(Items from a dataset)
►
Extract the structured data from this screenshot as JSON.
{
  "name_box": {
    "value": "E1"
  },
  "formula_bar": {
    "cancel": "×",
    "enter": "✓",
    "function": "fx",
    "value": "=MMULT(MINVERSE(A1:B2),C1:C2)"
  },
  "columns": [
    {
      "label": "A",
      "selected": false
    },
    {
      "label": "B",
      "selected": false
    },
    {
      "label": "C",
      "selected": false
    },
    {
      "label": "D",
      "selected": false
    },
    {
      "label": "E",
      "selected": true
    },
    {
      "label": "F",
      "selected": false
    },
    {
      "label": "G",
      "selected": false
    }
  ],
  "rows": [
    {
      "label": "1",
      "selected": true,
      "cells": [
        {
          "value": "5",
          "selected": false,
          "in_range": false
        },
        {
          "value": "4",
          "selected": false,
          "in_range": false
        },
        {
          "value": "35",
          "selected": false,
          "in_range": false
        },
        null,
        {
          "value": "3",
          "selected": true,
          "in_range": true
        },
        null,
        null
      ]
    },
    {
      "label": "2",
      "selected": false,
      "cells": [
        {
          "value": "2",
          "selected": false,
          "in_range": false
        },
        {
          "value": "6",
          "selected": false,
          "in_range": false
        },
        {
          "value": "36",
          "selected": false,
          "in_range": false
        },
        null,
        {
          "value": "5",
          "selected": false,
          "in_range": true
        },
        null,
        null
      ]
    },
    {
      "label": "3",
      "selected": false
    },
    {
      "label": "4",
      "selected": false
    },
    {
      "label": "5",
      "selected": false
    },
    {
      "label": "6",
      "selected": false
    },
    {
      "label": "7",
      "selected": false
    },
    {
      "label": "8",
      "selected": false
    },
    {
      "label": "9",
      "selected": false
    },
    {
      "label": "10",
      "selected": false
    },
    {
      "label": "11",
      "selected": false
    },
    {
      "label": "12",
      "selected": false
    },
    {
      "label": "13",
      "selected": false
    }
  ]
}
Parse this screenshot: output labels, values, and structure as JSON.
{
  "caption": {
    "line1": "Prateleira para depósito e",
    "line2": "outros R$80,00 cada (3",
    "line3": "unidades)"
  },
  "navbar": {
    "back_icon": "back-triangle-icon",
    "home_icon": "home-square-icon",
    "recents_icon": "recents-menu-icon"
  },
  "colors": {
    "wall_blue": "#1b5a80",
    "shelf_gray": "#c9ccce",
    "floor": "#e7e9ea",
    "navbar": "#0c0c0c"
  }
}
◄
Copy each record from above without leaving any out.

▸ The output
Extract the structured data from this screenshot as JSON.
{
  "name_box": {
    "value": "E1"
  },
  "formula_bar": {
    "cancel": "×",
    "enter": "✓",
    "function": "fx",
    "value": "=MMULT(MINVERSE(A1:B2),C1:C2)"
  },
  "columns": [
    {
      "label": "A",
      "selected": false
    },
    {
      "label": "B",
      "selected": false
    },
    {
      "label": "C",
      "selected": false
    },
    {
      "label": "D",
      "selected": false
    },
    {
      "label": "E",
      "selected": true
    },
    {
      "label": "F",
      "selected": false
    },
    {
      "label": "G",
      "selected": false
    }
  ],
  "rows": [
    {
      "label": "1",
      "selected": true,
      "cells": [
        {
          "value": "5",
          "selected": false,
          "in_range": false
        },
        {
          "value": "4",
          "selected": false,
          "in_range": false
        },
        {
          "value": "35",
          "selected": false,
          "in_range": false
        },
        null,
        {
          "value": "3",
          "selected": true,
          "in_range": true
        },
        null,
        null
      ]
    },
    {
      "label": "2",
      "selected": false,
      "cells": [
        {
          "value": "2",
          "selected": false,
          "in_range": false
        },
        {
          "value": "6",
          "selected": false,
          "in_range": false
        },
        {
          "value": "36",
          "selected": false,
          "in_range": false
        },
        null,
        {
          "value": "5",
          "selected": false,
          "in_range": true
        },
        null,
        null
      ]
    },
    {
      "label": "3",
      "selected": false
    },
    {
      "label": "4",
      "selected": false
    },
    {
      "label": "5",
      "selected": false
    },
    {
      "label": "6",
      "selected": false
    },
    {
      "label": "7",
      "selected": false
    },
    {
      "label": "8",
      "selected": false
    },
    {
      "label": "9",
      "selected": false
    },
    {
      "label": "10",
      "selected": false
    },
    {
      "label": "11",
      "selected": false
    },
    {
      "label": "12",
      "selected": false
    },
    {
      "label": "13",
      "selected": false
    }
  ]
}
Parse this screenshot: output labels, values, and structure as JSON.
{
  "caption": {
    "line1": "Prateleira para depósito e",
    "line2": "outros R$80,00 cada (3",
    "line3": "unidades)"
  },
  "navbar": {
    "back_icon": "back-triangle-icon",
    "home_icon": "home-square-icon",
    "recents_icon": "recents-menu-icon"
  },
  "colors": {
    "wall_blue": "#1b5a80",
    "shelf_gray": "#c9ccce",
    "floor": "#e7e9ea",
    "navbar": "#0c0c0c"
  }
}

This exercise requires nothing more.